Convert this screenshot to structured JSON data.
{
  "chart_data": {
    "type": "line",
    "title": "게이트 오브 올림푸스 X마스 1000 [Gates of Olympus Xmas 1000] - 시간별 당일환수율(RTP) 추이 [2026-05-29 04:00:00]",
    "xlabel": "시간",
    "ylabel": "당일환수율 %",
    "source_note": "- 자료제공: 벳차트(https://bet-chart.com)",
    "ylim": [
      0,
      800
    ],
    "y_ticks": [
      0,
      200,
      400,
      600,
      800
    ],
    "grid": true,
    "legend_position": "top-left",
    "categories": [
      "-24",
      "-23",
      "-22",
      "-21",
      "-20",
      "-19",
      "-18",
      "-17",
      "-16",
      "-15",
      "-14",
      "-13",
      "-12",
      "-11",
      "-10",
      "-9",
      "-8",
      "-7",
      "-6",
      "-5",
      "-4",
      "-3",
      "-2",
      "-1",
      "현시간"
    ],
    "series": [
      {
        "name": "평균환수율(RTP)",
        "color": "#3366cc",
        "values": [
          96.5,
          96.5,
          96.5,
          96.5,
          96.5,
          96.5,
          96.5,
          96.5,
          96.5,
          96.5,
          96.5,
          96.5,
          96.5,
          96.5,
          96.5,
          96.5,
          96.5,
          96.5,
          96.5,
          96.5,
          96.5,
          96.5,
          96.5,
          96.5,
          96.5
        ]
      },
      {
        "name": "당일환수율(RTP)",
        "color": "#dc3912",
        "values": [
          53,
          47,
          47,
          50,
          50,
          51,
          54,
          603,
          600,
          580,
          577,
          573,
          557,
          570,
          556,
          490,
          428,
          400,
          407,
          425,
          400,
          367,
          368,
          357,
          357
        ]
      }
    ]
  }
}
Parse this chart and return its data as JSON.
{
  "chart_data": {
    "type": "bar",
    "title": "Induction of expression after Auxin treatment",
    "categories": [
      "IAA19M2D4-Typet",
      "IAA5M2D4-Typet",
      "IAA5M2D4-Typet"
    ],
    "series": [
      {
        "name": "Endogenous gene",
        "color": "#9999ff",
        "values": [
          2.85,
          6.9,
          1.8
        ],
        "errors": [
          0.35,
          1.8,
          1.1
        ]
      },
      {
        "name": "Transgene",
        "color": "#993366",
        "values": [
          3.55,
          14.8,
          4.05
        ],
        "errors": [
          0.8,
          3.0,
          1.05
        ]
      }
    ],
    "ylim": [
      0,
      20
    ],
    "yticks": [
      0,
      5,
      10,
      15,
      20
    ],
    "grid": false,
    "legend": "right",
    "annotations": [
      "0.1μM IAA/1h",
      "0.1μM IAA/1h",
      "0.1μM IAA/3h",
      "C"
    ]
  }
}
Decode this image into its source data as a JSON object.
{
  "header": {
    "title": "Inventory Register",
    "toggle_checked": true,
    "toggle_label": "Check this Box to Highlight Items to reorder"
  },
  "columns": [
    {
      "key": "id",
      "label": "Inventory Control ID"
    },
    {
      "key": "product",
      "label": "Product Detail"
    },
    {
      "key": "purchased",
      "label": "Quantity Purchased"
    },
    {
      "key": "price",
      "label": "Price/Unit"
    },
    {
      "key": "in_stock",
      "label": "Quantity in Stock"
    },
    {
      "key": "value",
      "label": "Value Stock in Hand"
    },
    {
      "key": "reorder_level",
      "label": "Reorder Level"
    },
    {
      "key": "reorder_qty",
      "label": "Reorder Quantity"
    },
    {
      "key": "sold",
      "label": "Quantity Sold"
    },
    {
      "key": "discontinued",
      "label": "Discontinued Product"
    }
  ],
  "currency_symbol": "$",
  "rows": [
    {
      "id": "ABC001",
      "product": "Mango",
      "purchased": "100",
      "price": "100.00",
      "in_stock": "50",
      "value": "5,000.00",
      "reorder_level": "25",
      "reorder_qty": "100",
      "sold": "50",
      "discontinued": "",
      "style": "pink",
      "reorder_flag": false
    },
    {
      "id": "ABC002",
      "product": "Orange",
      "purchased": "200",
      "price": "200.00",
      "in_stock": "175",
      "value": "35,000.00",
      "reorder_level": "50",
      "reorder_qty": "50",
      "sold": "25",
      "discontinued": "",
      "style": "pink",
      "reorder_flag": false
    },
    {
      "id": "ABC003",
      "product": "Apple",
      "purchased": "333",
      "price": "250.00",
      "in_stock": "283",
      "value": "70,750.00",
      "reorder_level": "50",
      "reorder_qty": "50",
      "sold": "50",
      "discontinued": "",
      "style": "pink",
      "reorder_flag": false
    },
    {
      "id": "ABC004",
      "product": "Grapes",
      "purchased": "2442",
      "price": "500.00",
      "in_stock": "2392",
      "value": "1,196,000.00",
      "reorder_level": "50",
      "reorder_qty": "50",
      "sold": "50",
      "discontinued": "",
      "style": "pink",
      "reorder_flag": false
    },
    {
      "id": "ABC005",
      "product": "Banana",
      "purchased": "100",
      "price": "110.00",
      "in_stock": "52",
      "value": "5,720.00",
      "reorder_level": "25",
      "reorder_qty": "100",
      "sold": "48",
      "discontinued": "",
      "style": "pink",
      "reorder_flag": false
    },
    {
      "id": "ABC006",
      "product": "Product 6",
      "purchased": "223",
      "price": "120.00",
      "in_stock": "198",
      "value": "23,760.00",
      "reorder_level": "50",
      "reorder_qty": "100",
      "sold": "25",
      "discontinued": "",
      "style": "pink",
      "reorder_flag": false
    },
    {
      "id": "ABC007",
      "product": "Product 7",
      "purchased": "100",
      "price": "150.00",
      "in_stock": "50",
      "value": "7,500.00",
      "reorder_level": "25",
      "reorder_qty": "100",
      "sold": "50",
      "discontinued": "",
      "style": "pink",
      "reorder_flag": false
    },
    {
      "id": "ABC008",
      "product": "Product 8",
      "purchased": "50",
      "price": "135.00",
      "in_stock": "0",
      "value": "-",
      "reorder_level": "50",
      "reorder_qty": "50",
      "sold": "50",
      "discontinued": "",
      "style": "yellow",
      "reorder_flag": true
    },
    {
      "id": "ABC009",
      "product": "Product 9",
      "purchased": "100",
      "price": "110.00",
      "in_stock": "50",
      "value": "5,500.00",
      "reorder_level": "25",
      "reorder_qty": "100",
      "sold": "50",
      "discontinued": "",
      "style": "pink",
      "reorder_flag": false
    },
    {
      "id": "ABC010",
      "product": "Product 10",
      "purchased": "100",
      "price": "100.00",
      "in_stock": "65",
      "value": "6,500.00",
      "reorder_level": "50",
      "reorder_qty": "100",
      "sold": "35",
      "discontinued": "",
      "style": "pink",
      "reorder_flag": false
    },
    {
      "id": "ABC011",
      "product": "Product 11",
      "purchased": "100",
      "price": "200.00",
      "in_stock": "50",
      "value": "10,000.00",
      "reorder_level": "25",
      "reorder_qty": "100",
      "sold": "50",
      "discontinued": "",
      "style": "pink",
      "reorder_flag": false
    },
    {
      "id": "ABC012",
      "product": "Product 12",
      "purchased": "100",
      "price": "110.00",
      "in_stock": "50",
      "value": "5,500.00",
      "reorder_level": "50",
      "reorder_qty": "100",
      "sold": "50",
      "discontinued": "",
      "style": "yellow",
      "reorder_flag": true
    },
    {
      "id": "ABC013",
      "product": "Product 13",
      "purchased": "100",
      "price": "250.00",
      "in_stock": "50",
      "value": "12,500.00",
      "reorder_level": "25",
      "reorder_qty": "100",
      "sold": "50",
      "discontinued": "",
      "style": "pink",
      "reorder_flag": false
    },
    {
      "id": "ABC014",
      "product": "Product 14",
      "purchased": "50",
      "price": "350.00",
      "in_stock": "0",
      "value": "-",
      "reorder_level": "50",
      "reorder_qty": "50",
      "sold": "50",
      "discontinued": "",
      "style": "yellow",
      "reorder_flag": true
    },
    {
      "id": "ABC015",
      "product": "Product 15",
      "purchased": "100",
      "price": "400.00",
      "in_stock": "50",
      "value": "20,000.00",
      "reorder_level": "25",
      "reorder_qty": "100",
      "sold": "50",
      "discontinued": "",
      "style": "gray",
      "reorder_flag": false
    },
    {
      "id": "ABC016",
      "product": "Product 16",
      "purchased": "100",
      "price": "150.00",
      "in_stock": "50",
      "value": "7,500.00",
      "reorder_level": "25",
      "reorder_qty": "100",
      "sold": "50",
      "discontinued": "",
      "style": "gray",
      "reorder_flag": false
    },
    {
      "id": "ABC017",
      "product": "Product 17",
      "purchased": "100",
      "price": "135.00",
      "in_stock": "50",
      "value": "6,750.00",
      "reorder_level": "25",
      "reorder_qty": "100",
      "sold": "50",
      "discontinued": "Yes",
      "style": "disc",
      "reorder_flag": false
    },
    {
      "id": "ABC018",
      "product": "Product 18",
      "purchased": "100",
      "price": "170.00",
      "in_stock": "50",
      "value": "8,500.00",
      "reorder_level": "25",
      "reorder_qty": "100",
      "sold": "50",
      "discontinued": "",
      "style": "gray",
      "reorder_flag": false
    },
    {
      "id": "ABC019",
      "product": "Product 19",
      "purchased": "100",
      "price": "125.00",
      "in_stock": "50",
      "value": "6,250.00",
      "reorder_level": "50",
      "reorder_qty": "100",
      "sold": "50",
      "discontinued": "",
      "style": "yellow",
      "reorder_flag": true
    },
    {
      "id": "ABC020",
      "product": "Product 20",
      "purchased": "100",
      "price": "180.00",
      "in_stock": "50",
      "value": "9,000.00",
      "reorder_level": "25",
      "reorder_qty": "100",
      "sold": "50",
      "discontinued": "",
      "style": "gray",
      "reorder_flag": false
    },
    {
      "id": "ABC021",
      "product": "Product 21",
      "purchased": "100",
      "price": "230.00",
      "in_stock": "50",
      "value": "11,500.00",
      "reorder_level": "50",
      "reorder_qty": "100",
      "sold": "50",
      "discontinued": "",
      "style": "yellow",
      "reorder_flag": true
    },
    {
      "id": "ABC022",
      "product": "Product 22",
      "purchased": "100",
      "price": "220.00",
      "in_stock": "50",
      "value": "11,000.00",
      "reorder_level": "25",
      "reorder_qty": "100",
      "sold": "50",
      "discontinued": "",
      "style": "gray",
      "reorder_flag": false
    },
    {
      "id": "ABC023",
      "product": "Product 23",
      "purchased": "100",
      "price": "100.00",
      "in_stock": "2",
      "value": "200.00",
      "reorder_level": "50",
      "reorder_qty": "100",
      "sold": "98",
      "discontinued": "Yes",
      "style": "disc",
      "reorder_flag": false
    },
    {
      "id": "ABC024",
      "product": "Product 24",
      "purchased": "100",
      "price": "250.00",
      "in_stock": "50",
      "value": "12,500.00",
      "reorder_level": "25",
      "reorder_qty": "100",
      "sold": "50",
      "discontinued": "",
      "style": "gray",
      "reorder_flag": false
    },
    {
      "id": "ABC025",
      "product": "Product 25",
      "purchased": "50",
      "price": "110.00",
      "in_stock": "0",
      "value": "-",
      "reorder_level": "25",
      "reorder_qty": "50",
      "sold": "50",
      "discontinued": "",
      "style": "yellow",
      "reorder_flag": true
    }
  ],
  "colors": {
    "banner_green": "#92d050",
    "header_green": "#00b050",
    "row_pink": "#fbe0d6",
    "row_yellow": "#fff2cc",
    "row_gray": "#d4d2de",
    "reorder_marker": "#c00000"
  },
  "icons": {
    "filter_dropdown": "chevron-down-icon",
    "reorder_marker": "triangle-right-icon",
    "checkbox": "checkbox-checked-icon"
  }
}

[DIRECTIVE] Tally the lines above that contain the word "Quantity", and reply with only the number.

[EXERCISE OUTPUT] 4